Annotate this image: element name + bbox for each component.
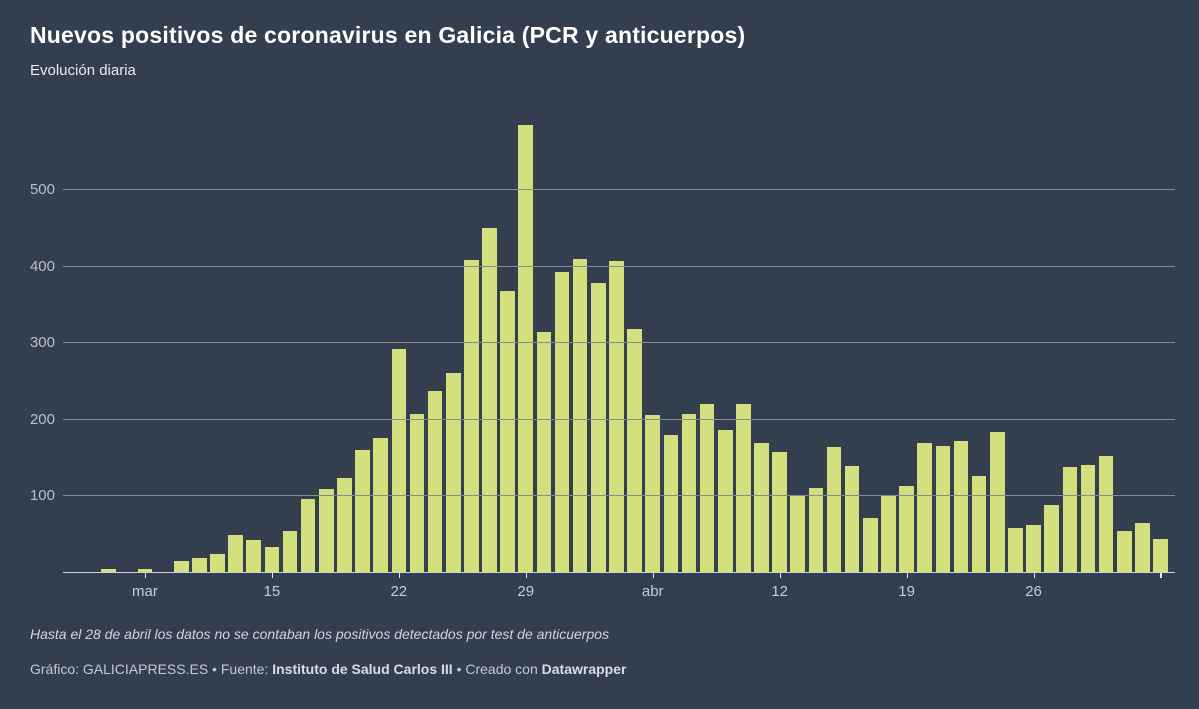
bar	[318, 488, 334, 572]
x-axis-label: abr	[641, 583, 664, 600]
bar	[572, 258, 588, 572]
bar	[536, 331, 552, 572]
bar	[427, 391, 443, 572]
credit-tool: Datawrapper	[541, 661, 627, 677]
chart-subtitle: Evolución diaria	[30, 62, 136, 79]
x-axis-label: 29	[517, 583, 535, 600]
y-gridline	[63, 418, 1175, 420]
y-gridline	[63, 495, 1175, 497]
chart-credit-line: Gráfico: GALICIAPRESS.ES • Fuente: Insti…	[30, 661, 626, 677]
chart-title: Nuevos positivos de coronavirus en Galic…	[30, 22, 746, 48]
x-axis-label: 19	[898, 583, 915, 600]
bar	[808, 487, 824, 572]
bar	[736, 403, 751, 572]
y-axis-label: 300	[29, 334, 55, 352]
bar	[1008, 527, 1023, 572]
x-axis-tick	[144, 573, 147, 578]
bar	[627, 328, 642, 572]
bar	[1080, 464, 1096, 572]
x-axis-tick	[1033, 573, 1036, 578]
bar	[935, 446, 951, 572]
x-axis-label: 26	[1025, 583, 1042, 600]
bar	[554, 271, 570, 572]
bar	[355, 450, 370, 572]
bar	[917, 443, 933, 572]
bar	[1098, 456, 1114, 572]
bar	[1044, 504, 1059, 572]
bar	[881, 496, 896, 572]
bar	[772, 451, 787, 572]
bar	[899, 486, 914, 572]
bar	[826, 447, 842, 572]
y-axis-label: 500	[29, 181, 55, 199]
x-axis-tick	[779, 573, 782, 578]
bar	[391, 348, 407, 572]
y-axis-label: 200	[29, 410, 55, 428]
credit-prefix: Gráfico: GALICIAPRESS.ES • Fuente:	[30, 661, 273, 677]
bar	[518, 125, 534, 572]
bar	[1062, 467, 1078, 572]
bar	[228, 535, 243, 572]
bar	[591, 283, 606, 572]
bar	[844, 465, 860, 572]
bar	[863, 518, 878, 572]
bar	[464, 259, 479, 572]
chart-footnote: Hasta el 28 de abril los datos no se con…	[30, 626, 610, 642]
bar	[645, 415, 660, 572]
credit-source: Instituto de Salud Carlos III	[272, 661, 453, 677]
x-axis-line	[63, 572, 1175, 573]
y-axis-label: 400	[29, 257, 55, 275]
bar	[953, 441, 969, 572]
bar	[989, 431, 1005, 572]
bar	[337, 477, 352, 572]
bar	[300, 499, 316, 572]
y-axis-label: 100	[29, 487, 55, 505]
credit-middle: • Creado con	[452, 661, 542, 677]
bar	[173, 560, 189, 572]
bar	[210, 553, 225, 572]
bar	[101, 568, 116, 572]
bar	[1026, 525, 1041, 572]
bar	[373, 438, 388, 572]
bar	[500, 291, 515, 572]
bar	[681, 414, 697, 572]
bar	[246, 539, 262, 572]
bar	[717, 429, 733, 572]
bar	[282, 531, 298, 572]
bar	[1153, 539, 1168, 572]
bar	[754, 443, 769, 572]
x-axis-tick	[271, 573, 274, 578]
x-axis-tick	[398, 573, 401, 578]
x-axis-label: mar	[132, 583, 158, 600]
x-axis-label: 22	[390, 583, 408, 600]
bar	[699, 404, 715, 572]
x-axis-label: 15	[263, 583, 281, 600]
y-gridline	[63, 342, 1175, 344]
bar	[663, 434, 679, 572]
bar	[445, 372, 461, 572]
bar	[192, 558, 207, 572]
bar	[1135, 523, 1150, 572]
y-gridline	[63, 265, 1175, 267]
x-axis-label: 12	[771, 583, 788, 600]
bar	[482, 227, 497, 572]
bar	[264, 546, 280, 572]
bar	[790, 494, 806, 572]
x-axis-tick	[525, 573, 528, 578]
x-axis-tick	[906, 573, 909, 578]
x-axis-tick	[652, 573, 655, 578]
x-axis-tick	[1160, 573, 1162, 578]
bar	[609, 261, 624, 572]
bar	[971, 475, 987, 572]
bar	[409, 414, 425, 572]
bar	[1116, 530, 1132, 572]
bar	[137, 568, 153, 572]
y-gridline	[63, 189, 1175, 191]
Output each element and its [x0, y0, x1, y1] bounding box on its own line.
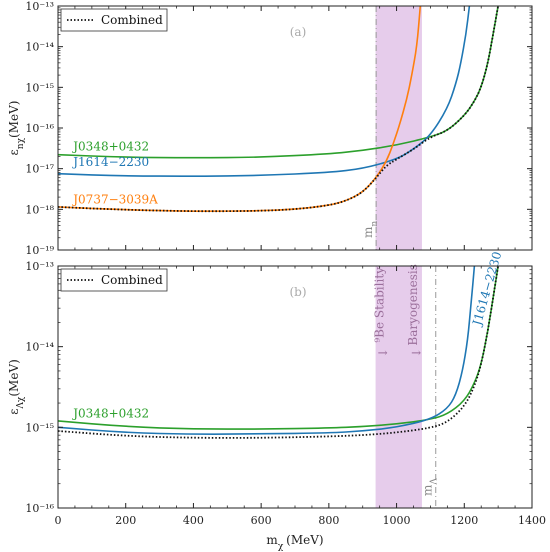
x-tick-label: 200: [115, 514, 136, 527]
y-tick-label: 10⁻¹⁵: [25, 81, 54, 94]
series-line-j0348-0432: [58, 266, 499, 430]
y-tick-label: 10⁻¹⁵: [25, 421, 54, 434]
series-line-j0348-0432: [58, 6, 499, 159]
series-line-j1614-2230: [58, 266, 476, 435]
chart-panel-b: mΛ ⁹Be Stability ↓ Baryogenesis ↓ J0348+0432 J…: [7, 250, 546, 552]
x-tick-label: 0: [55, 514, 62, 527]
series-line-combined: [58, 266, 499, 439]
chart-panel-a: mn J0348+0432 J1614−2230 J0737−3039A 10⁻¹⁹ 10…: [7, 0, 533, 257]
x-tick-label: 800: [318, 514, 339, 527]
series-group: [58, 266, 499, 439]
legend: Combined: [60, 8, 168, 32]
y-tick-label: 10⁻¹⁶: [25, 502, 54, 515]
plot-frame: [57, 265, 533, 509]
legend-box: [60, 8, 168, 32]
shaded-band: [375, 266, 422, 508]
legend-label: Combined: [101, 273, 163, 287]
annotation-arrow: ↓: [376, 348, 390, 358]
y-tick-label: 10⁻¹⁶: [25, 122, 54, 135]
plot-frame: [57, 5, 533, 251]
legend-label: Combined: [101, 13, 163, 27]
reference-line-label: mΛ: [421, 478, 440, 496]
y-axis-label: εΛχ(MeV): [7, 359, 26, 415]
series-label: J0737−3039A: [71, 192, 158, 206]
x-axis-label: mχ (MeV): [266, 533, 323, 552]
y-tick-label: 10⁻¹⁸: [25, 203, 54, 216]
x-tick-label: 400: [183, 514, 204, 527]
panel-label: (b): [289, 285, 306, 299]
legend-box: [60, 268, 168, 292]
legend: Combined: [60, 268, 168, 292]
y-axis-label: εnχ(MeV): [7, 101, 26, 156]
annotation-label: Baryogenesis: [406, 264, 420, 345]
series-line-combined: [58, 6, 499, 213]
panel-label: (a): [290, 25, 307, 39]
series-group: [58, 6, 499, 213]
series-label: J1614−2230: [71, 155, 149, 169]
reference-line-label: mn: [361, 221, 380, 238]
y-tick-label: 10⁻¹⁷: [25, 163, 54, 176]
annotation-label: ⁹Be Stability: [373, 267, 387, 343]
y-tick-label: 10⁻¹³: [25, 260, 54, 273]
series-line-j1614-2230: [58, 6, 471, 177]
series-line-j0737-3039a: [58, 6, 422, 213]
y-tick-label: 10⁻¹⁴: [25, 341, 54, 354]
annotation-arrow: ↓: [409, 348, 423, 358]
x-tick-label: 1000: [383, 514, 411, 527]
x-tick-label: 1400: [518, 514, 546, 527]
y-tick-label: 10⁻¹⁴: [25, 41, 54, 54]
y-tick-label: 10⁻¹⁹: [25, 244, 54, 257]
series-label: J0348+0432: [71, 406, 149, 420]
x-tick-label: 600: [251, 514, 272, 527]
y-tick-label: 10⁻¹³: [25, 0, 54, 13]
series-label: J1614−2230: [469, 250, 504, 329]
series-label: J0348+0432: [71, 139, 149, 153]
x-tick-label: 1200: [450, 514, 478, 527]
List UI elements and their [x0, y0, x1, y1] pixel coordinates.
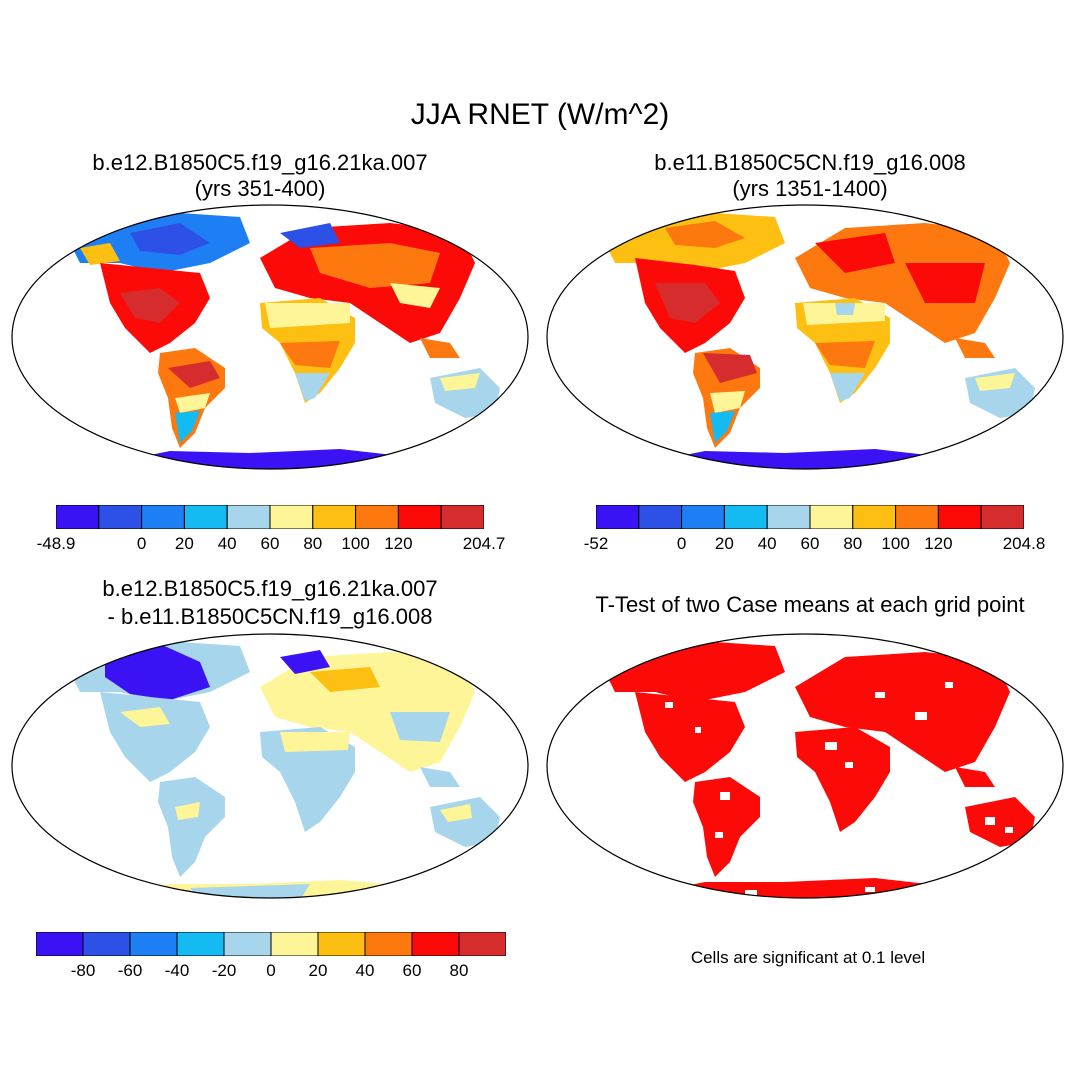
colorbar-tick-label: -60	[118, 962, 143, 979]
colorbar-tick-label: 120	[384, 535, 412, 552]
colorbar-swatch	[142, 505, 185, 529]
colorbar-tick-label: 120	[924, 535, 952, 552]
colorbar-swatch	[639, 505, 682, 529]
colorbar-swatch	[682, 505, 725, 529]
colorbar-swatch	[99, 505, 142, 529]
colorbar-swatch	[398, 505, 441, 529]
colorbar-swatch	[412, 932, 459, 956]
colorbar-tick-label: 40	[356, 962, 375, 979]
colorbar-swatch	[177, 932, 224, 956]
colorbar-tick-label: 100	[881, 535, 909, 552]
colorbar-swatch	[184, 505, 227, 529]
colorbar-tick-label: 0	[677, 535, 686, 552]
colorbar-swatch	[83, 932, 130, 956]
colorbar-swatch	[896, 505, 939, 529]
ttest-note: Cells are significant at 0.1 level	[560, 948, 1056, 968]
main-title: JJA RNET (W/m^2)	[0, 100, 1080, 130]
colorbar-tick-label: -48.9	[37, 535, 76, 552]
panel2-title-line1: b.e11.B1850C5CN.f19_g16.008	[590, 152, 1030, 174]
colorbar-tick-label: 80	[843, 535, 862, 552]
colorbar-swatch	[596, 505, 639, 529]
colorbar-swatch	[459, 932, 506, 956]
colorbar-swatch	[853, 505, 896, 529]
panel3-title-line1: b.e12.B1850C5.f19_g16.21ka.007	[40, 578, 500, 600]
colorbar-swatch	[810, 505, 853, 529]
colorbar-tick-label: 20	[715, 535, 734, 552]
colorbar-swatch	[318, 932, 365, 956]
colorbar-tick-label: 60	[403, 962, 422, 979]
panel2-title-line2: (yrs 1351-1400)	[590, 178, 1030, 200]
colorbar-swatch	[767, 505, 810, 529]
antarctica	[90, 449, 450, 475]
colorbar-case1	[56, 505, 484, 529]
colorbar-swatch	[270, 505, 313, 529]
colorbar-swatch	[981, 505, 1024, 529]
panel4-title: T-Test of two Case means at each grid po…	[560, 594, 1060, 616]
panel3-title-line2: - b.e11.B1850C5CN.f19_g16.008	[40, 606, 500, 628]
colorbar-case2	[596, 505, 1024, 529]
colorbar-tick-label: 60	[801, 535, 820, 552]
map-case2	[545, 203, 1065, 475]
colorbar-tick-label: 0	[266, 962, 275, 979]
colorbar-tick-label: 80	[450, 962, 469, 979]
colorbar-tick-label: 60	[261, 535, 280, 552]
colorbar-swatch	[224, 932, 271, 956]
colorbar-tick-label: 40	[758, 535, 777, 552]
colorbar-tick-label: -20	[212, 962, 237, 979]
colorbar-tick-label: 100	[341, 535, 369, 552]
colorbar-swatch	[441, 505, 484, 529]
antarctica	[625, 449, 985, 475]
colorbar-tick-label: 40	[218, 535, 237, 552]
colorbar-tick-label: -40	[165, 962, 190, 979]
map-difference	[10, 632, 530, 904]
colorbar-swatch	[227, 505, 270, 529]
colorbar-tick-label: 20	[175, 535, 194, 552]
colorbar-tick-label: 204.8	[1003, 535, 1046, 552]
colorbar-swatch	[271, 932, 318, 956]
colorbar-tick-label: 204.7	[463, 535, 506, 552]
colorbar-swatch	[356, 505, 399, 529]
colorbar-swatch	[56, 505, 99, 529]
colorbar-tick-label: -52	[584, 535, 609, 552]
colorbar-tick-label: 0	[137, 535, 146, 552]
colorbar-swatch	[36, 932, 83, 956]
map-ttest	[545, 632, 1065, 904]
colorbar-tick-label: 80	[303, 535, 322, 552]
colorbar-swatch	[130, 932, 177, 956]
colorbar-swatch	[724, 505, 767, 529]
panel1-title-line2: (yrs 351-400)	[40, 178, 480, 200]
colorbar-swatch	[313, 505, 356, 529]
colorbar-swatch	[938, 505, 981, 529]
colorbar-tick-label: -80	[71, 962, 96, 979]
map-case1	[10, 203, 530, 475]
colorbar-difference	[36, 932, 506, 956]
colorbar-tick-label: 20	[309, 962, 328, 979]
colorbar-swatch	[365, 932, 412, 956]
panel1-title-line1: b.e12.B1850C5.f19_g16.21ka.007	[40, 152, 480, 174]
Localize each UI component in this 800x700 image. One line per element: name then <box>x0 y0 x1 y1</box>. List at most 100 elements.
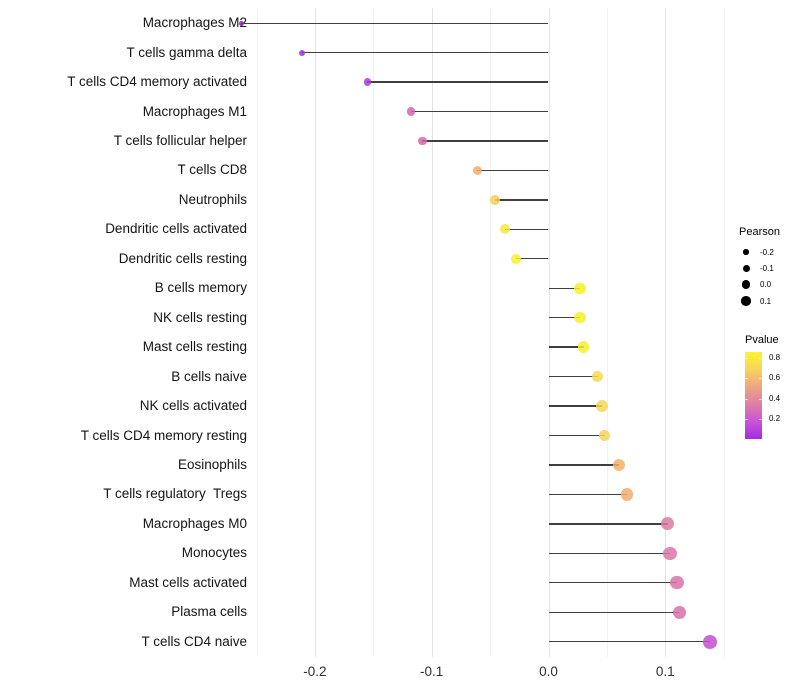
row-label: Plasma cells <box>171 604 247 620</box>
legend-size-entry: -0.2 <box>739 244 780 260</box>
lollipop-dot <box>577 341 590 353</box>
gridline <box>490 8 492 657</box>
lollipop-dot <box>500 224 511 235</box>
legend-size-dot-cell <box>739 296 753 306</box>
row-label: Macrophages M2 <box>142 15 247 31</box>
lollipop-dot <box>238 20 244 26</box>
lollipop-dot <box>620 488 633 501</box>
lollipop-stem <box>548 582 677 584</box>
legend-size-label: 0.1 <box>760 296 772 306</box>
lollipop-dot <box>510 253 521 264</box>
row-label: T cells CD8 <box>177 162 247 178</box>
lollipop-stem <box>477 169 549 172</box>
gridline <box>373 8 375 657</box>
legend-color-tick-label: 0.2 <box>769 413 781 423</box>
lollipop-stem <box>241 22 549 24</box>
row-label: NK cells resting <box>153 309 247 325</box>
lollipop-stem <box>548 375 598 378</box>
lollipop-dot <box>612 458 625 471</box>
row-label: Mast cells activated <box>129 574 247 590</box>
lollipop-dot <box>298 49 306 56</box>
legend-color-tick-mark <box>745 418 748 420</box>
legend-size-dot-cell <box>739 280 753 289</box>
lollipop-dot <box>363 78 372 86</box>
x-tick-label: 0.0 <box>539 664 558 679</box>
legend-color-tick-mark <box>745 378 748 380</box>
x-tick-label: -0.2 <box>303 664 327 679</box>
gridline <box>548 8 550 657</box>
row-label: Dendritic cells resting <box>118 250 247 266</box>
lollipop-stem <box>548 640 710 643</box>
legend-color-tick-mark <box>759 398 762 400</box>
lollipop-dot <box>661 517 675 531</box>
row-label: T cells CD4 memory resting <box>80 427 247 443</box>
legend-color-tick-mark <box>759 358 762 359</box>
row-label: Neutrophils <box>178 191 247 207</box>
legend-size-label: -0.2 <box>760 247 774 257</box>
legend-size-label: 0.0 <box>760 280 772 290</box>
lollipop-dot <box>591 370 604 383</box>
gridline <box>723 8 725 657</box>
row-label: Mast cells resting <box>142 339 247 355</box>
legend-color-tick-label: 0.4 <box>769 393 781 403</box>
lollipop-dot <box>596 400 609 412</box>
row-label: B cells memory <box>154 280 247 296</box>
row-label: Dendritic cells activated <box>105 221 247 237</box>
lollipop-dot <box>598 429 611 442</box>
lollipop-stem <box>548 405 603 407</box>
lollipop-stem <box>367 81 549 83</box>
pvalue-colorbar-wrap: 0.8 0.6 0.4 0.2 <box>745 352 781 439</box>
lollipop-dot <box>663 546 677 560</box>
x-tick-label: -0.1 <box>420 664 444 679</box>
lollipop-stem <box>548 464 619 466</box>
legend-size-dot-icon <box>743 249 749 255</box>
legend-size-entry: 0.0 <box>739 277 780 293</box>
legend-size-dot-icon <box>742 264 750 272</box>
legend-color-tick-label: 0.6 <box>769 373 781 383</box>
gridline <box>665 8 667 657</box>
row-label: B cells naive <box>171 368 247 384</box>
row-label: Macrophages M0 <box>142 515 247 531</box>
pvalue-colorbar <box>745 352 762 439</box>
lollipop-stem <box>515 258 549 260</box>
lollipop-stem <box>548 317 581 319</box>
legend-pvalue-color: Pvalue 0.8 0.6 0.4 0.2 <box>745 334 781 439</box>
lollipop-dot <box>574 312 586 324</box>
x-tick-label: 0.1 <box>655 664 675 679</box>
legend-pvalue-title: Pvalue <box>745 334 779 346</box>
row-label: T cells gamma delta <box>126 44 247 60</box>
lollipop-stem <box>548 287 581 289</box>
row-label: Macrophages M1 <box>142 103 247 119</box>
legend-size-dot-icon <box>741 296 751 306</box>
lollipop-dot <box>574 282 586 294</box>
lollipop-stem <box>422 140 549 142</box>
legend-color-tick-mark <box>745 398 748 400</box>
lollipop-stem <box>548 493 627 496</box>
row-label: T cells CD4 naive <box>141 633 247 649</box>
lollipop-stem <box>548 523 668 525</box>
row-label: Eosinophils <box>177 456 247 472</box>
legend-size-label: -0.1 <box>760 263 774 273</box>
legend-size-dot-cell <box>739 249 753 255</box>
row-label: Monocytes <box>181 545 247 561</box>
legend-size-entry: 0.1 <box>739 293 780 309</box>
lollipop-dot <box>702 634 717 649</box>
legend-color-tick-mark <box>759 378 762 380</box>
gridline <box>431 8 433 657</box>
gridline <box>606 8 608 657</box>
lollipop-dot <box>418 136 427 146</box>
row-label: T cells regulatory Tregs <box>103 486 247 502</box>
legend-pearson-size: Pearson -0.2 -0.1 0.0 0.1 <box>739 226 780 309</box>
lollipop-dot <box>489 195 500 205</box>
lollipop-dot <box>672 605 686 619</box>
row-label: T cells follicular helper <box>113 133 247 148</box>
row-label: T cells CD4 memory activated <box>67 74 247 90</box>
lollipop-stem <box>410 110 549 113</box>
lollipop-stem <box>302 51 549 54</box>
lollipop-dot <box>406 107 415 116</box>
legend-pearson-entries: -0.2 -0.1 0.0 0.1 <box>739 244 780 309</box>
legend-color-tick-mark <box>745 358 748 359</box>
legend-pearson-title: Pearson <box>739 226 780 238</box>
row-label: NK cells activated <box>139 398 247 414</box>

== INSTRUCTIONS FOR THE TASK ==
Say, as a single number, how many lines of the records hold the word "reference".

== TASK SOLUTION ==
2